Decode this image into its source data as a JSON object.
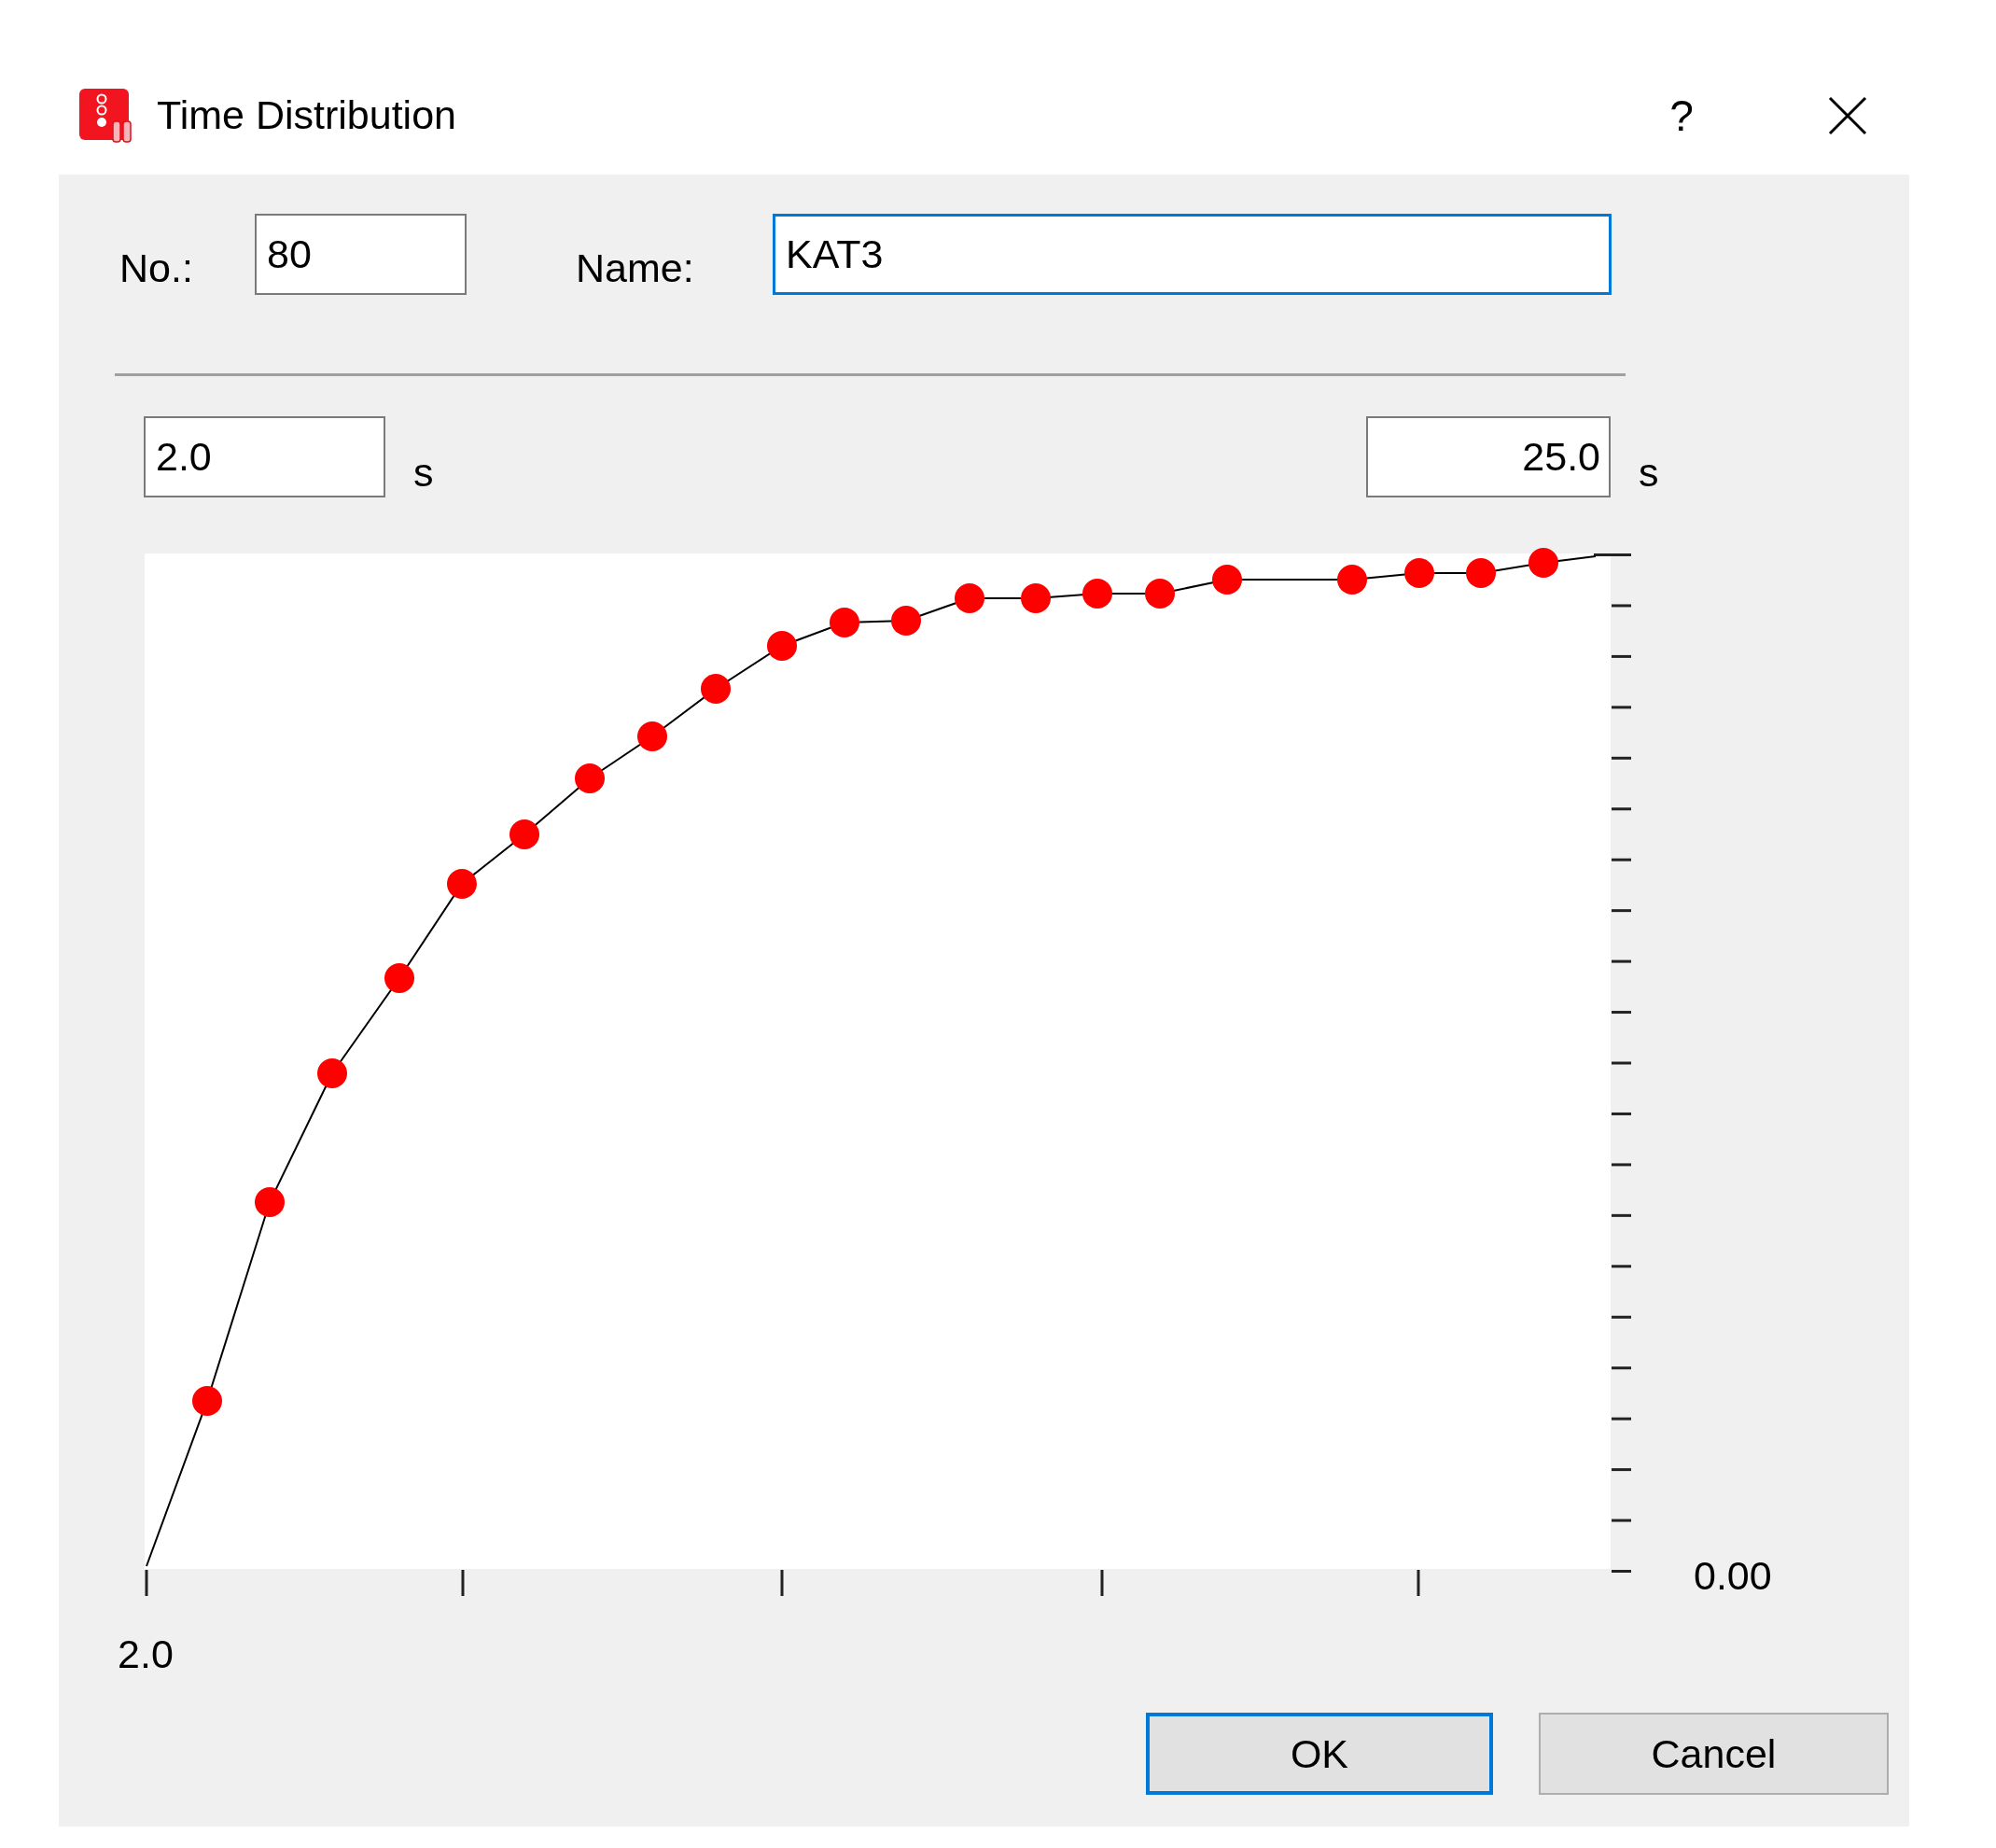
{
  "window": {
    "title": "Time Distribution",
    "help_button": "?"
  },
  "fields": [
    {
      "label": "No.:",
      "value": "80",
      "focused": false
    },
    {
      "label": "Name:",
      "value": "KAT3",
      "focused": true
    }
  ],
  "range": [
    {
      "value": "2.0",
      "unit": "s"
    },
    {
      "value": "25.0",
      "unit": "s"
    }
  ],
  "chart": {
    "x_axis_label": "2.0",
    "y_axis_label": "0.00"
  },
  "buttons": [
    {
      "label": "OK",
      "default": true
    },
    {
      "label": "Cancel",
      "default": false
    }
  ]
}
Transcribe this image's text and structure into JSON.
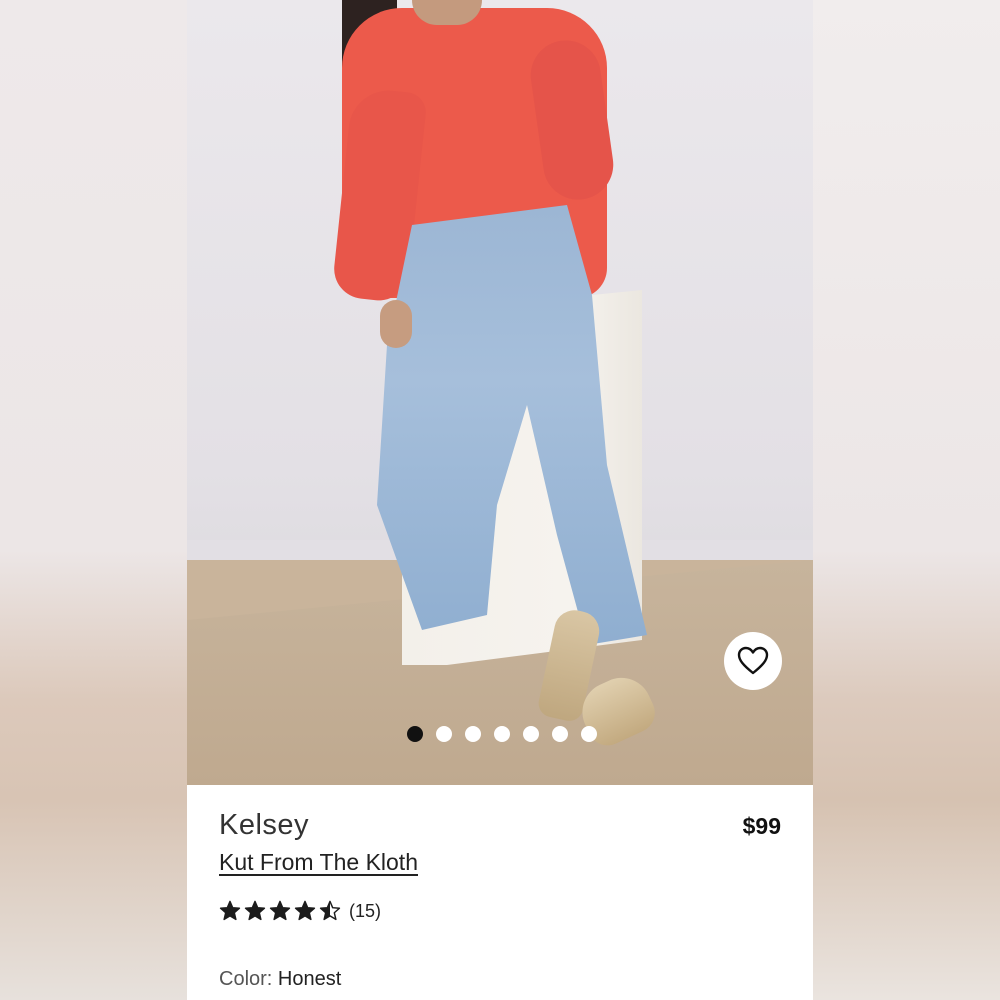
{
  "product": {
    "style_name": "Kelsey",
    "brand": "Kut From The Kloth",
    "price": "$99",
    "rating": 4.5,
    "rating_max": 5,
    "review_count": "(15)",
    "color_label": "Color:",
    "color_value": "Honest"
  },
  "gallery": {
    "total_images": 7,
    "active_index": 0
  },
  "icons": {
    "favorite": "heart-outline-icon",
    "star_full": "star-filled-icon",
    "star_half": "star-half-icon"
  },
  "colors": {
    "text_primary": "#222222",
    "dot_active": "#111111",
    "dot_inactive": "#ffffff",
    "star": "#1c1c1c"
  }
}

⁂

#### Problem description:
Report each line in the preceding entries that holds the string "JSON".

#### The output:
Decode this image into its source data as a JSON object.
Transcribe this image's text and structure into JSON.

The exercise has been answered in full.